%%

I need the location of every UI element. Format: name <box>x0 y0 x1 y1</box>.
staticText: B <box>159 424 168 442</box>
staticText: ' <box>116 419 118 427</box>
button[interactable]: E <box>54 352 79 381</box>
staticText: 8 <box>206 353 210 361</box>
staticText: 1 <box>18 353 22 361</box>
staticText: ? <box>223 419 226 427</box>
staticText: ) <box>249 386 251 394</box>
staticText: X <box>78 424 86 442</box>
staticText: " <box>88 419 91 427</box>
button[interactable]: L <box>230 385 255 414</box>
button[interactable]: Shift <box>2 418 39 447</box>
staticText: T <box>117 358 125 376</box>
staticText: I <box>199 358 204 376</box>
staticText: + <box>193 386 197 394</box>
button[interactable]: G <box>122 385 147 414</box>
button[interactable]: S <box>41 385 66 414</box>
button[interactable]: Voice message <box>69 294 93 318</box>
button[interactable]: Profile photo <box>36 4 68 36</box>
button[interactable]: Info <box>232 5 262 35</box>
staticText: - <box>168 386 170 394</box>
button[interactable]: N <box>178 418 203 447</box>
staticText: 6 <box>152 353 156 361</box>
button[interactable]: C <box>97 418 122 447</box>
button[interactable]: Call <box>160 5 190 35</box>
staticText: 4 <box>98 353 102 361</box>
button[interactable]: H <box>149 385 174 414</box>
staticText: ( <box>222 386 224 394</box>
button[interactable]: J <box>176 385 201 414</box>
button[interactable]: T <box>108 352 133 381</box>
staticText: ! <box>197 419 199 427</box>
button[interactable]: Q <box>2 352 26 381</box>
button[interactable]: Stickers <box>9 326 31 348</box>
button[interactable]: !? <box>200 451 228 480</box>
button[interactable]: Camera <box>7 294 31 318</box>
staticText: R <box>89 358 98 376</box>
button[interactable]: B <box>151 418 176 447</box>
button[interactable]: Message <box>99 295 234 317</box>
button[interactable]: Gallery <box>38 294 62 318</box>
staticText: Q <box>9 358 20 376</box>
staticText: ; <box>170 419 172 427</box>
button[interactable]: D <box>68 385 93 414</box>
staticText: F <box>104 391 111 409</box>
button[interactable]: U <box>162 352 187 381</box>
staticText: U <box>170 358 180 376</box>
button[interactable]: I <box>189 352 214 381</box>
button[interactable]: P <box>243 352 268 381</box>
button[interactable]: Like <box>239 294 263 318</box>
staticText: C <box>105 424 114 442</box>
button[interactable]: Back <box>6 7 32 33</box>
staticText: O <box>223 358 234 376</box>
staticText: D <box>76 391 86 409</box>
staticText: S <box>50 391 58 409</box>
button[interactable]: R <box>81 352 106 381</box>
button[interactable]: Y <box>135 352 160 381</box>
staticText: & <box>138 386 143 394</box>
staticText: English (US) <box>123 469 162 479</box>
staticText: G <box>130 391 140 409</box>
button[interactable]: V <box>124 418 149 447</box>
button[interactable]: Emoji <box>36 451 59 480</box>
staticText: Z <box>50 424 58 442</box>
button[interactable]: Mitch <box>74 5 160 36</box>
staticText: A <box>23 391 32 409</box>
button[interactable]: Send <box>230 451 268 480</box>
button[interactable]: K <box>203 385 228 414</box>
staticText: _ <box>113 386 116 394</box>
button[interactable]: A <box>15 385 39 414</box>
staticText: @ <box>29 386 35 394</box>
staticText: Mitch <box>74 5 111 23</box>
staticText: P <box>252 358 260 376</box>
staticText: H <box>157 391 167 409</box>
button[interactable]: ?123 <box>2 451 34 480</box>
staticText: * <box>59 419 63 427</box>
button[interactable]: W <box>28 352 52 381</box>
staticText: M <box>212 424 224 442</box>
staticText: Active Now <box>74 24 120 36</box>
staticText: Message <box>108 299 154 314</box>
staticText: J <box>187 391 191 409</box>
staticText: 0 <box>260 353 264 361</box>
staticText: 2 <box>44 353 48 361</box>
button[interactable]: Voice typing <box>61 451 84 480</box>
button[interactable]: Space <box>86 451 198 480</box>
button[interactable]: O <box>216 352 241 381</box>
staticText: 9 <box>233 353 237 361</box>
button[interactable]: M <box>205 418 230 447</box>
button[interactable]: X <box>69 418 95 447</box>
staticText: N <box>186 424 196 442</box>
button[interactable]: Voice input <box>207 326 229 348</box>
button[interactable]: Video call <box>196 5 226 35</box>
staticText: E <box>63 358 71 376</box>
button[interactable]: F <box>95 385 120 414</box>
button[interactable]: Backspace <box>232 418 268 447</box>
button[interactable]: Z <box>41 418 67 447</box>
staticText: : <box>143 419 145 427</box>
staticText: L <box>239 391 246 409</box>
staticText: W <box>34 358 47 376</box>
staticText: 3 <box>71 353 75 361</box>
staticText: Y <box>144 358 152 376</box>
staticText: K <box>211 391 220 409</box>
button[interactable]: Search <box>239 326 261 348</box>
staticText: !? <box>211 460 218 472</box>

%%

Rewrite the records above with "Backspace" replaced by "Delete" and everything else left unchanged.

I need the location of every UI element. Format: name <box>x0 y0 x1 y1</box>.
staticText: B <box>159 424 168 442</box>
staticText: ' <box>116 419 118 427</box>
button[interactable]: E <box>54 352 79 381</box>
staticText: 8 <box>206 353 210 361</box>
staticText: 1 <box>18 353 22 361</box>
staticText: ? <box>223 419 226 427</box>
staticText: ) <box>249 386 251 394</box>
staticText: X <box>78 424 86 442</box>
staticText: " <box>88 419 91 427</box>
button[interactable]: L <box>230 385 255 414</box>
button[interactable]: Shift <box>2 418 39 447</box>
staticText: T <box>117 358 125 376</box>
staticText: I <box>199 358 204 376</box>
staticText: + <box>193 386 197 394</box>
button[interactable]: G <box>122 385 147 414</box>
button[interactable]: S <box>41 385 66 414</box>
button[interactable]: Voice message <box>69 294 93 318</box>
button[interactable]: Profile photo <box>36 4 68 36</box>
button[interactable]: Info <box>232 5 262 35</box>
staticText: - <box>168 386 170 394</box>
button[interactable]: N <box>178 418 203 447</box>
staticText: 6 <box>152 353 156 361</box>
button[interactable]: C <box>97 418 122 447</box>
button[interactable]: Call <box>160 5 190 35</box>
staticText: 4 <box>98 353 102 361</box>
button[interactable]: H <box>149 385 174 414</box>
staticText: ( <box>222 386 224 394</box>
button[interactable]: J <box>176 385 201 414</box>
button[interactable]: T <box>108 352 133 381</box>
staticText: ! <box>197 419 199 427</box>
button[interactable]: Q <box>2 352 26 381</box>
button[interactable]: Stickers <box>9 326 31 348</box>
button[interactable]: !? <box>200 451 228 480</box>
button[interactable]: Camera <box>7 294 31 318</box>
staticText: R <box>89 358 98 376</box>
button[interactable]: B <box>151 418 176 447</box>
button[interactable]: Message <box>99 295 234 317</box>
button[interactable]: Gallery <box>38 294 62 318</box>
staticText: Q <box>9 358 20 376</box>
staticText: ; <box>170 419 172 427</box>
button[interactable]: D <box>68 385 93 414</box>
staticText: F <box>104 391 111 409</box>
button[interactable]: U <box>162 352 187 381</box>
staticText: U <box>170 358 180 376</box>
button[interactable]: I <box>189 352 214 381</box>
button[interactable]: P <box>243 352 268 381</box>
button[interactable]: Like <box>239 294 263 318</box>
staticText: C <box>105 424 114 442</box>
button[interactable]: Back <box>6 7 32 33</box>
staticText: O <box>223 358 234 376</box>
staticText: D <box>76 391 86 409</box>
staticText: S <box>50 391 58 409</box>
button[interactable]: R <box>81 352 106 381</box>
button[interactable]: Y <box>135 352 160 381</box>
staticText: & <box>138 386 143 394</box>
staticText: English (US) <box>123 469 162 479</box>
staticText: G <box>130 391 140 409</box>
button[interactable]: V <box>124 418 149 447</box>
button[interactable]: Emoji <box>36 451 59 480</box>
staticText: Z <box>50 424 58 442</box>
button[interactable]: Mitch <box>74 5 160 36</box>
staticText: A <box>23 391 32 409</box>
button[interactable]: Send <box>230 451 268 480</box>
button[interactable]: K <box>203 385 228 414</box>
staticText: _ <box>113 386 116 394</box>
button[interactable]: A <box>15 385 39 414</box>
staticText: @ <box>29 386 35 394</box>
staticText: Mitch <box>74 5 111 23</box>
staticText: P <box>252 358 260 376</box>
staticText: H <box>157 391 167 409</box>
button[interactable]: ?123 <box>2 451 34 480</box>
staticText: * <box>59 419 63 427</box>
button[interactable]: W <box>28 352 52 381</box>
staticText: M <box>212 424 224 442</box>
staticText: Active Now <box>74 24 120 36</box>
staticText: Message <box>108 299 154 314</box>
staticText: J <box>187 391 191 409</box>
staticText: 0 <box>260 353 264 361</box>
staticText: 2 <box>44 353 48 361</box>
button[interactable]: Voice typing <box>61 451 84 480</box>
button[interactable]: Space <box>86 451 198 480</box>
button[interactable]: O <box>216 352 241 381</box>
staticText: 9 <box>233 353 237 361</box>
button[interactable]: M <box>205 418 230 447</box>
button[interactable]: X <box>69 418 95 447</box>
staticText: N <box>186 424 196 442</box>
button[interactable]: Voice input <box>207 326 229 348</box>
button[interactable]: Video call <box>196 5 226 35</box>
staticText: E <box>63 358 71 376</box>
button[interactable]: F <box>95 385 120 414</box>
button[interactable]: Delete <box>232 418 268 447</box>
button[interactable]: Z <box>41 418 67 447</box>
staticText: : <box>143 419 145 427</box>
staticText: L <box>239 391 246 409</box>
staticText: W <box>34 358 47 376</box>
staticText: 3 <box>71 353 75 361</box>
staticText: Y <box>144 358 152 376</box>
staticText: K <box>211 391 220 409</box>
button[interactable]: Search <box>239 326 261 348</box>
staticText: !? <box>211 460 218 472</box>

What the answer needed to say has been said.